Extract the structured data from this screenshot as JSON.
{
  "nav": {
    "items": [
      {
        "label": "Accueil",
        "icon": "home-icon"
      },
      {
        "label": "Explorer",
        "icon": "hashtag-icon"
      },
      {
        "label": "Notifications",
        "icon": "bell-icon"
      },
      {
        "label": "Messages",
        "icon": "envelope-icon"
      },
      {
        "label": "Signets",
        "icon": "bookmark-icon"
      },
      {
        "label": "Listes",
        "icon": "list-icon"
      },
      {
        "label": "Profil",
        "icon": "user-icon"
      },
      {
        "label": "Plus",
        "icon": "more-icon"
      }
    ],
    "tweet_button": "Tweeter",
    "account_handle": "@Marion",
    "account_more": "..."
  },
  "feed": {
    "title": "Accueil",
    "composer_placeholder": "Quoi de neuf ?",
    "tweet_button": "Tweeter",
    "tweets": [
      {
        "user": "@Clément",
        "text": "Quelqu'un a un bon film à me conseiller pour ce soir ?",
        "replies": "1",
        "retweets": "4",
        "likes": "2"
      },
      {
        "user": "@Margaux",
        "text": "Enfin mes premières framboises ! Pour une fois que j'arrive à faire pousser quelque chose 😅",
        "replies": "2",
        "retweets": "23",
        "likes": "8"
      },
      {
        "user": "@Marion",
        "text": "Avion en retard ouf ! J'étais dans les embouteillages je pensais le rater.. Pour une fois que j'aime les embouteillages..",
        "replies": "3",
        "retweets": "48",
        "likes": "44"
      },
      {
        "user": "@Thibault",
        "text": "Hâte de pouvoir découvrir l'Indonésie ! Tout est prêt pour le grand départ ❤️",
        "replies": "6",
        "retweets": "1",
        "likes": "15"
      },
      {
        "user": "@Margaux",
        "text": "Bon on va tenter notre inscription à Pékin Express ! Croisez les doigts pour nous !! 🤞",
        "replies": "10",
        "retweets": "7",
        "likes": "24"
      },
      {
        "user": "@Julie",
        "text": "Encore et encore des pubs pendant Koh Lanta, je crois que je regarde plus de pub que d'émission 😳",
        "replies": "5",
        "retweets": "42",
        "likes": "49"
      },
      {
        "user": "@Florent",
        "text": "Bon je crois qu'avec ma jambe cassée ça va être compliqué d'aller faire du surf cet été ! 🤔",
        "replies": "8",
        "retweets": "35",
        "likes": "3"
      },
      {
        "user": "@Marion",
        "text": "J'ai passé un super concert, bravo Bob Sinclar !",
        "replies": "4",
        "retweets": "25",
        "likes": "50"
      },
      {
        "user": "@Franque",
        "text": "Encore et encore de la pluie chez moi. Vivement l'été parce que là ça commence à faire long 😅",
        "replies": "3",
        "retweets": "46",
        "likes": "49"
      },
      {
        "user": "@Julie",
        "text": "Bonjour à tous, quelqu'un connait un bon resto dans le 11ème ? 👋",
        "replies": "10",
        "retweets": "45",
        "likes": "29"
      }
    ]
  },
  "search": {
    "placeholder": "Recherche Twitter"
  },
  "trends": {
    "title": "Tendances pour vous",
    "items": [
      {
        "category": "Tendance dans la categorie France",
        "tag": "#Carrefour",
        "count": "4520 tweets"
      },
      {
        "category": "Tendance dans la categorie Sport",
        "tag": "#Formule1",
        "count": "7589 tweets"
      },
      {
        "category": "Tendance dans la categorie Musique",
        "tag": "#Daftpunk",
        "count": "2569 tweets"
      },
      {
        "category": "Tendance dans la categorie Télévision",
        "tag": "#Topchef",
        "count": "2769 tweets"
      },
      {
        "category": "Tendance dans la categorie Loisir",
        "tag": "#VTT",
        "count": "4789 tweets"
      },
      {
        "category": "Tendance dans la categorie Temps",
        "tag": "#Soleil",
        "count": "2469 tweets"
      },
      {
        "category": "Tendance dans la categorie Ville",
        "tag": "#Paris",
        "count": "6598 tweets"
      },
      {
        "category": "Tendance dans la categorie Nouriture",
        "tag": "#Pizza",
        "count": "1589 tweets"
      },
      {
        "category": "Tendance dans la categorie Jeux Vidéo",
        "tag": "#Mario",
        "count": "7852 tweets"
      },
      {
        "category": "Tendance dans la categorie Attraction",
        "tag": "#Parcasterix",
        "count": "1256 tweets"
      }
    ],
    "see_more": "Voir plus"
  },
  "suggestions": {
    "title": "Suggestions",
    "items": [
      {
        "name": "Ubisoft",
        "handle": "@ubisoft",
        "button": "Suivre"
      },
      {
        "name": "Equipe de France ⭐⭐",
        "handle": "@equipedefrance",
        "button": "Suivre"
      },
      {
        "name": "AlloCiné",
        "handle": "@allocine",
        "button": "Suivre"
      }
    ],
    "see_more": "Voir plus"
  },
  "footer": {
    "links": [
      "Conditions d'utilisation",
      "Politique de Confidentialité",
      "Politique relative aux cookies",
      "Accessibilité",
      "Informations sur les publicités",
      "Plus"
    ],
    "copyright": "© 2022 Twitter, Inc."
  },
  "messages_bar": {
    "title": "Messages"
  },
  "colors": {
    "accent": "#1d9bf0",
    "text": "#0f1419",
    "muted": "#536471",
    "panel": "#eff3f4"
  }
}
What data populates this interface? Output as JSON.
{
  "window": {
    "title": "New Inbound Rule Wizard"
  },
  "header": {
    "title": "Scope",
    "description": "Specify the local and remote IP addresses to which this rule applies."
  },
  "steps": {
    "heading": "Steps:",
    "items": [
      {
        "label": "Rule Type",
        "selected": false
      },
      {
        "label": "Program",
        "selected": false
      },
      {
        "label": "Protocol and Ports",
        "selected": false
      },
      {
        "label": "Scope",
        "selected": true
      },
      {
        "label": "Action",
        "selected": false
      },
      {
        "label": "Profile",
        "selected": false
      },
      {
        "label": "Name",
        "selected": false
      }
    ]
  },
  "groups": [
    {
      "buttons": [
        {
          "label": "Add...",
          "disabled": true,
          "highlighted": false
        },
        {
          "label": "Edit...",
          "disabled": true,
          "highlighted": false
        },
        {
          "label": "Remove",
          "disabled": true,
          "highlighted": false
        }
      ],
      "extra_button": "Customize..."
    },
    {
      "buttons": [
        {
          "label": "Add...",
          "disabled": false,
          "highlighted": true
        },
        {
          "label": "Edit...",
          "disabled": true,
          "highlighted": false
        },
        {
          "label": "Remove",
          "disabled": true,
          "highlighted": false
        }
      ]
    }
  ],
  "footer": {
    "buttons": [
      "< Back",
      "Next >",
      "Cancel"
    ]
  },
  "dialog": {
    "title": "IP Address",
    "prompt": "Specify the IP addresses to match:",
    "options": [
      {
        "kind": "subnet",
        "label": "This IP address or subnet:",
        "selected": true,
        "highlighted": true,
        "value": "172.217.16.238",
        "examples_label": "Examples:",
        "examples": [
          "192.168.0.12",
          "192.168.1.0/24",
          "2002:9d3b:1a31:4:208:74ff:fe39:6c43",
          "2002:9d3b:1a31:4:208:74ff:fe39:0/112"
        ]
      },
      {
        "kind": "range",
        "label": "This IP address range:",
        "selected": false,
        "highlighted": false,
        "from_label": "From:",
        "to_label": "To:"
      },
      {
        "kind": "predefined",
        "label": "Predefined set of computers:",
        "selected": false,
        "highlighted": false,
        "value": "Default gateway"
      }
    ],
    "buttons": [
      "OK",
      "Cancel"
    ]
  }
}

————————

● Work instructions:
Restate each entry exactly, skipping none.

● Task response:
Extract the structured data from this screenshot as JSON.
{
  "nav": {
    "items": [
      {
        "label": "Accueil",
        "icon": "home-icon"
      },
      {
        "label": "Explorer",
        "icon": "hashtag-icon"
      },
      {
        "label": "Notifications",
        "icon": "bell-icon"
      },
      {
        "label": "Messages",
        "icon": "envelope-icon"
      },
      {
        "label": "Signets",
        "icon": "bookmark-icon"
      },
      {
        "label": "Listes",
        "icon": "list-icon"
      },
      {
        "label": "Profil",
        "icon": "user-icon"
      },
      {
        "label": "Plus",
        "icon": "more-icon"
      }
    ],
    "tweet_button": "Tweeter",
    "account_handle": "@Marion",
    "account_more": "..."
  },
  "feed": {
    "title": "Accueil",
    "composer_placeholder": "Quoi de neuf ?",
    "tweet_button": "Tweeter",
    "tweets": [
      {
        "user": "@Clément",
        "text": "Quelqu'un a un bon film à me conseiller pour ce soir ?",
        "replies": "1",
        "retweets": "4",
        "likes": "2"
      },
      {
        "user": "@Margaux",
        "text": "Enfin mes premières framboises ! Pour une fois que j'arrive à faire pousser quelque chose 😅",
        "replies": "2",
        "retweets": "23",
        "likes": "8"
      },
      {
        "user": "@Marion",
        "text": "Avion en retard ouf ! J'étais dans les embouteillages je pensais le rater.. Pour une fois que j'aime les embouteillages..",
        "replies": "3",
        "retweets": "48",
        "likes": "44"
      },
      {
        "user": "@Thibault",
        "text": "Hâte de pouvoir découvrir l'Indonésie ! Tout est prêt pour le grand départ ❤️",
        "replies": "6",
        "retweets": "1",
        "likes": "15"
      },
      {
        "user": "@Margaux",
        "text": "Bon on va tenter notre inscription à Pékin Express ! Croisez les doigts pour nous !! 🤞",
        "replies": "10",
        "retweets": "7",
        "likes": "24"
      },
      {
        "user": "@Julie",
        "text": "Encore et encore des pubs pendant Koh Lanta, je crois que je regarde plus de pub que d'émission 😳",
        "replies": "5",
        "retweets": "42",
        "likes": "49"
      },
      {
        "user": "@Florent",
        "text": "Bon je crois qu'avec ma jambe cassée ça va être compliqué d'aller faire du surf cet été ! 🤔",
        "replies": "8",
        "retweets": "35",
        "likes": "3"
      },
      {
        "user": "@Marion",
        "text": "J'ai passé un super concert, bravo Bob Sinclar !",
        "replies": "4",
        "retweets": "25",
        "likes": "50"
      },
      {
        "user": "@Franque",
        "text": "Encore et encore de la pluie chez moi. Vivement l'été parce que là ça commence à faire long 😅",
        "replies": "3",
        "retweets": "46",
        "likes": "49"
      },
      {
        "user": "@Julie",
        "text": "Bonjour à tous, quelqu'un connait un bon resto dans le 11ème ? 👋",
        "replies": "10",
        "retweets": "45",
        "likes": "29"
      }
    ]
  },
  "search": {
    "placeholder": "Recherche Twitter"
  },
  "trends": {
    "title": "Tendances pour vous",
    "items": [
      {
        "category": "Tendance dans la categorie France",
        "tag": "#Carrefour",
        "count": "4520 tweets"
      },
      {
        "category": "Tendance dans la categorie Sport",
        "tag": "#Formule1",
        "count": "7589 tweets"
      },
      {
        "category": "Tendance dans la categorie Musique",
        "tag": "#Daftpunk",
        "count": "2569 tweets"
      },
      {
        "category": "Tendance dans la categorie Télévision",
        "tag": "#Topchef",
        "count": "2769 tweets"
      },
      {
        "category": "Tendance dans la categorie Loisir",
        "tag": "#VTT",
        "count": "4789 tweets"
      },
      {
        "category": "Tendance dans la categorie Temps",
        "tag": "#Soleil",
        "count": "2469 tweets"
      },
      {
        "category": "Tendance dans la categorie Ville",
        "tag": "#Paris",
        "count": "6598 tweets"
      },
      {
        "category": "Tendance dans la categorie Nouriture",
        "tag": "#Pizza",
        "count": "1589 tweets"
      },
      {
        "category": "Tendance dans la categorie Jeux Vidéo",
        "tag": "#Mario",
        "count": "7852 tweets"
      },
      {
        "category": "Tendance dans la categorie Attraction",
        "tag": "#Parcasterix",
        "count": "1256 tweets"
      }
    ],
    "see_more": "Voir plus"
  },
  "suggestions": {
    "title": "Suggestions",
    "items": [
      {
        "name": "Ubisoft",
        "handle": "@ubisoft",
        "button": "Suivre"
      },
      {
        "name": "Equipe de France ⭐⭐",
        "handle": "@equipedefrance",
        "button": "Suivre"
      },
      {
        "name": "AlloCiné",
        "handle": "@allocine",
        "button": "Suivre"
      }
    ],
    "see_more": "Voir plus"
  },
  "footer": {
    "links": [
      "Conditions d'utilisation",
      "Politique de Confidentialité",
      "Politique relative aux cookies",
      "Accessibilité",
      "Informations sur les publicités",
      "Plus"
    ],
    "copyright": "© 2022 Twitter, Inc."
  },
  "messages_bar": {
    "title": "Messages"
  },
  "colors": {
    "accent": "#1d9bf0",
    "text": "#0f1419",
    "muted": "#536471",
    "panel": "#eff3f4"
  }
}
What data populates this interface? Output as JSON.
{
  "window": {
    "title": "New Inbound Rule Wizard"
  },
  "header": {
    "title": "Scope",
    "description": "Specify the local and remote IP addresses to which this rule applies."
  },
  "steps": {
    "heading": "Steps:",
    "items": [
      {
        "label": "Rule Type",
        "selected": false
      },
      {
        "label": "Program",
        "selected": false
      },
      {
        "label": "Protocol and Ports",
        "selected": false
      },
      {
        "label": "Scope",
        "selected": true
      },
      {
        "label": "Action",
        "selected": false
      },
      {
        "label": "Profile",
        "selected": false
      },
      {
        "label": "Name",
        "selected": false
      }
    ]
  },
  "groups": [
    {
      "buttons": [
        {
          "label": "Add...",
          "disabled": true,
          "highlighted": false
        },
        {
          "label": "Edit...",
          "disabled": true,
          "highlighted": false
        },
        {
          "label": "Remove",
          "disabled": true,
          "highlighted": false
        }
      ],
      "extra_button": "Customize..."
    },
    {
      "buttons": [
        {
          "label": "Add...",
          "disabled": false,
          "highlighted": true
        },
        {
          "label": "Edit...",
          "disabled": true,
          "highlighted": false
        },
        {
          "label": "Remove",
          "disabled": true,
          "highlighted": false
        }
      ]
    }
  ],
  "footer": {
    "buttons": [
      "< Back",
      "Next >",
      "Cancel"
    ]
  },
  "dialog": {
    "title": "IP Address",
    "prompt": "Specify the IP addresses to match:",
    "options": [
      {
        "kind": "subnet",
        "label": "This IP address or subnet:",
        "selected": true,
        "highlighted": true,
        "value": "172.217.16.238",
        "examples_label": "Examples:",
        "examples": [
          "192.168.0.12",
          "192.168.1.0/24",
          "2002:9d3b:1a31:4:208:74ff:fe39:6c43",
          "2002:9d3b:1a31:4:208:74ff:fe39:0/112"
        ]
      },
      {
        "kind": "range",
        "label": "This IP address range:",
        "selected": false,
        "highlighted": false,
        "from_label": "From:",
        "to_label": "To:"
      },
      {
        "kind": "predefined",
        "label": "Predefined set of computers:",
        "selected": false,
        "highlighted": false,
        "value": "Default gateway"
      }
    ],
    "buttons": [
      "OK",
      "Cancel"
    ]
  }
}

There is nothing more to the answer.